### What to do:
Search the material below for the word "name" and copy every line in which it occurs.

[Data listing]
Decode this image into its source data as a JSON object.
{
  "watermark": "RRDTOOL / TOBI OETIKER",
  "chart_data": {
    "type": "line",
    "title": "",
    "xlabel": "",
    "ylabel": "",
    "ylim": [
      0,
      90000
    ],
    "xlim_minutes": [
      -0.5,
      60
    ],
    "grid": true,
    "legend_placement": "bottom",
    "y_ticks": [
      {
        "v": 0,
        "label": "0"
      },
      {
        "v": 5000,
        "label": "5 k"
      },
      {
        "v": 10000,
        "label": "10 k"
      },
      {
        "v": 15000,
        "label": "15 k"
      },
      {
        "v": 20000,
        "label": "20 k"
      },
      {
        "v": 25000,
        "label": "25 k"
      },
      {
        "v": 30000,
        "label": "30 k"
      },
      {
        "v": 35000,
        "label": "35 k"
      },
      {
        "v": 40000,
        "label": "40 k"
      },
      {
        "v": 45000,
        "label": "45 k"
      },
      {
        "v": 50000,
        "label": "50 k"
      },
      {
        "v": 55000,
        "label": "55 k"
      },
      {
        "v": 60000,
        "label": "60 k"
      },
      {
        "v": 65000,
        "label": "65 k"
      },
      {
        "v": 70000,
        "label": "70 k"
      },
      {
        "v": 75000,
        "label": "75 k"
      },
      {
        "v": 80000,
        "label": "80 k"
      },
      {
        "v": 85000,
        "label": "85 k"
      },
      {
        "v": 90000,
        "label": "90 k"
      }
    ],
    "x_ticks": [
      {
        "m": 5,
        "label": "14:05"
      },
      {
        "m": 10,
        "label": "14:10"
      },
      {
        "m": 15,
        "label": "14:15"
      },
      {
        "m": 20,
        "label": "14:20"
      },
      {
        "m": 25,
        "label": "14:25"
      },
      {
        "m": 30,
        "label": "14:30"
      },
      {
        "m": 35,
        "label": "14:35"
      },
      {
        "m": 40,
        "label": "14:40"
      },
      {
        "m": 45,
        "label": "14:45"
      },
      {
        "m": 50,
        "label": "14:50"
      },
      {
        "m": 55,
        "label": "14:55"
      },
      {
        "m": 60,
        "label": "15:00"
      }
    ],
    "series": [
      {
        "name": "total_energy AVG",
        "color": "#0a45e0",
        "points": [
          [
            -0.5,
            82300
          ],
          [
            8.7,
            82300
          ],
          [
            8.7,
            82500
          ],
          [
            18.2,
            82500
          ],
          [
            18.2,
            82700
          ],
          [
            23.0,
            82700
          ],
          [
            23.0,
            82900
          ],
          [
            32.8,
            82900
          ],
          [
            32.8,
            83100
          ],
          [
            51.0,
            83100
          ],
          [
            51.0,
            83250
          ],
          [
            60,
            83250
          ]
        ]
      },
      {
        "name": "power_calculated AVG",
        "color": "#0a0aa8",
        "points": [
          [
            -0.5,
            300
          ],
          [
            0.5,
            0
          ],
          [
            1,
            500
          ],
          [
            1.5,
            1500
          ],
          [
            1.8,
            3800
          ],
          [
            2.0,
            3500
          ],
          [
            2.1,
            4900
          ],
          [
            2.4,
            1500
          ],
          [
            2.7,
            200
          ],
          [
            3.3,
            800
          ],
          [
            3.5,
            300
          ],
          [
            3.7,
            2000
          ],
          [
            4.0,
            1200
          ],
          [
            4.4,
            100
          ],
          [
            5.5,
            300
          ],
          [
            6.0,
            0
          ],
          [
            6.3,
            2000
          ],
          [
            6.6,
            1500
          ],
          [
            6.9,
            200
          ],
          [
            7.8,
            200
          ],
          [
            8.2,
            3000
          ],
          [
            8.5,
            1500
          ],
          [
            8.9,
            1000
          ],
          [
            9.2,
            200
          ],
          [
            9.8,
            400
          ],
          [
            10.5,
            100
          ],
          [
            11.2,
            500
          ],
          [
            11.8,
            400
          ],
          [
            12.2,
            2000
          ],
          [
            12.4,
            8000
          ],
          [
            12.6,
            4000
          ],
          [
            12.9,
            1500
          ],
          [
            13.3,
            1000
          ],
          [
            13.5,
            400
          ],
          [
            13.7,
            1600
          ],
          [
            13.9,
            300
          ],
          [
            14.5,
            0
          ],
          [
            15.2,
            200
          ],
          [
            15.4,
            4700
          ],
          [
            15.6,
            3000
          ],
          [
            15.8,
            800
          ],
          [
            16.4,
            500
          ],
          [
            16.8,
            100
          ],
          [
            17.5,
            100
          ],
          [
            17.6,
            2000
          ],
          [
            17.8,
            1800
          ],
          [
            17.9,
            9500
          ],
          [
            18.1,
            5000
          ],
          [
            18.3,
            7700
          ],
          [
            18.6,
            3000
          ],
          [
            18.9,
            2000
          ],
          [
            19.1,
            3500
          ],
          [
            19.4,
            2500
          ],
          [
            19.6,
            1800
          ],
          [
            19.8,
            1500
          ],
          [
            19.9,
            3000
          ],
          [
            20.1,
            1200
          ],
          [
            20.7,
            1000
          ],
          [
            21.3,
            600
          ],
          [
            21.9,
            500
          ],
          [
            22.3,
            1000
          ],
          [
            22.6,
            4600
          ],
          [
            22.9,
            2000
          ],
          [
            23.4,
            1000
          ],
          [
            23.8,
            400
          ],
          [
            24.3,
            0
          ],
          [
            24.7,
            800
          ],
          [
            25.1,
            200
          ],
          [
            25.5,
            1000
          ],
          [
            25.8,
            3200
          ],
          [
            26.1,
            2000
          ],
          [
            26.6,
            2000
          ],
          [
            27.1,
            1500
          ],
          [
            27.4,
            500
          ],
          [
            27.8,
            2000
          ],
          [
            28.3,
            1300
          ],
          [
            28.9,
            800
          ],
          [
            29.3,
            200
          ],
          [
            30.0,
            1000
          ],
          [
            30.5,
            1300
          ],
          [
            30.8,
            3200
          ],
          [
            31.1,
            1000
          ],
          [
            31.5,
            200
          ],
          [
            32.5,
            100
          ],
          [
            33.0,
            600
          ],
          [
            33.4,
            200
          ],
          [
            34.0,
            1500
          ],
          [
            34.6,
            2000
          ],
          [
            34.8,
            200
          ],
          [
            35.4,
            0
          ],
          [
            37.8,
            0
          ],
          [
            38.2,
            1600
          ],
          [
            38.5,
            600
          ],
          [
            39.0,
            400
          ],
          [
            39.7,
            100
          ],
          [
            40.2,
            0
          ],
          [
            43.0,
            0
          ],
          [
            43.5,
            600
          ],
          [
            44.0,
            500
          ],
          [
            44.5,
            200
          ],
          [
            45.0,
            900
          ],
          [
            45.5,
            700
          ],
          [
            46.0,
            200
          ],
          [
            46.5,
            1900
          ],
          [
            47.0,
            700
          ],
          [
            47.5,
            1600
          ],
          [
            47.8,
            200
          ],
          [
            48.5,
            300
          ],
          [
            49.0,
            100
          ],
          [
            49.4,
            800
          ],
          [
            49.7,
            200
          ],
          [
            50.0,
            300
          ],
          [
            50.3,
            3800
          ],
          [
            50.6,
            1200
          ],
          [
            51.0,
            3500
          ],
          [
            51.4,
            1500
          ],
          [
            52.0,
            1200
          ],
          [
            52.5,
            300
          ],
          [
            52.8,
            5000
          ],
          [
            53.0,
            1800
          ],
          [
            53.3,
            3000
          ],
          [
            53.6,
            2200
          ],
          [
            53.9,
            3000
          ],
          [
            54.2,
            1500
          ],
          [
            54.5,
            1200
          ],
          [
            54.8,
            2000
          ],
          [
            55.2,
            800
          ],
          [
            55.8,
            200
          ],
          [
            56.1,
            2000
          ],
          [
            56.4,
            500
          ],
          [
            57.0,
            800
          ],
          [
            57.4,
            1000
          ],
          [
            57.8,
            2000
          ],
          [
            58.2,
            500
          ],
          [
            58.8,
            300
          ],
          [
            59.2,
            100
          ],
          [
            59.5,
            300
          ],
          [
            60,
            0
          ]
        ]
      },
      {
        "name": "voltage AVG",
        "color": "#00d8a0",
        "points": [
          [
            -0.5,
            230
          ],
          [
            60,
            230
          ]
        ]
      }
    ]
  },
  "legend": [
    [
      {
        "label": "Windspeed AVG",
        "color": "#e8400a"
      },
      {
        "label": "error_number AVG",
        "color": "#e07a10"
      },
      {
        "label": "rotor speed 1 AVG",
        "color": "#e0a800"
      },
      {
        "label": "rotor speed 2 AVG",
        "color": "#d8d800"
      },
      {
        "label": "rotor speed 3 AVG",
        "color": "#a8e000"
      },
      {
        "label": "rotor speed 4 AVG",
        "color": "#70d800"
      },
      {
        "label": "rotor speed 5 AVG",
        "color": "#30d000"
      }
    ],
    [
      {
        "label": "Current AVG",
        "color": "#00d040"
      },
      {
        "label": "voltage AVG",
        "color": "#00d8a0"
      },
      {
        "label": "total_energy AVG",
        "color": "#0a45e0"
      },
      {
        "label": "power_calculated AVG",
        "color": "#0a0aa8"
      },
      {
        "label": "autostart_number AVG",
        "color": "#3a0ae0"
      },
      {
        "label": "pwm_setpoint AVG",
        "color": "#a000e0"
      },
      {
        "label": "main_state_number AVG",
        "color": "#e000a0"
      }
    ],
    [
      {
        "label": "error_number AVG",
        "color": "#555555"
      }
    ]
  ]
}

### Exercise output:
        "name": "total_energy AVG",
        "name": "power_calculated AVG",
        "name": "voltage AVG",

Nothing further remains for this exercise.